═══ SUPPLIED MATERIAL ═══

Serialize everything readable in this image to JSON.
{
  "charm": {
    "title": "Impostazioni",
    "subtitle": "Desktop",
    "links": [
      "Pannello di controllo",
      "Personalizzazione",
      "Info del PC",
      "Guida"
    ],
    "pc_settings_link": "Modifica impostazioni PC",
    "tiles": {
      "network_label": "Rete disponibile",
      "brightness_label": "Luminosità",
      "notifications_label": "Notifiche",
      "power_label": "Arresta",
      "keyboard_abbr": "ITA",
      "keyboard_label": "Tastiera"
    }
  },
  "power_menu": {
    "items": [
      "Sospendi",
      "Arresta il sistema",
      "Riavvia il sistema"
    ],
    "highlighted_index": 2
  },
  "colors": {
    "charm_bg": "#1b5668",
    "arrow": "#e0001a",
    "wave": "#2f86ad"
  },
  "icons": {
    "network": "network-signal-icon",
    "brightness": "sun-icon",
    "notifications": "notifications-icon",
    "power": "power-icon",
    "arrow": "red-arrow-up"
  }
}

═══

## EXERCISE DIRECTIONS
Quote all of the entries verbatim.

## FINAL RESULT
Serialize everything readable in this image to JSON.
{
  "charm": {
    "title": "Impostazioni",
    "subtitle": "Desktop",
    "links": [
      "Pannello di controllo",
      "Personalizzazione",
      "Info del PC",
      "Guida"
    ],
    "pc_settings_link": "Modifica impostazioni PC",
    "tiles": {
      "network_label": "Rete disponibile",
      "brightness_label": "Luminosità",
      "notifications_label": "Notifiche",
      "power_label": "Arresta",
      "keyboard_abbr": "ITA",
      "keyboard_label": "Tastiera"
    }
  },
  "power_menu": {
    "items": [
      "Sospendi",
      "Arresta il sistema",
      "Riavvia il sistema"
    ],
    "highlighted_index": 2
  },
  "colors": {
    "charm_bg": "#1b5668",
    "arrow": "#e0001a",
    "wave": "#2f86ad"
  },
  "icons": {
    "network": "network-signal-icon",
    "brightness": "sun-icon",
    "notifications": "notifications-icon",
    "power": "power-icon",
    "arrow": "red-arrow-up"
  }
}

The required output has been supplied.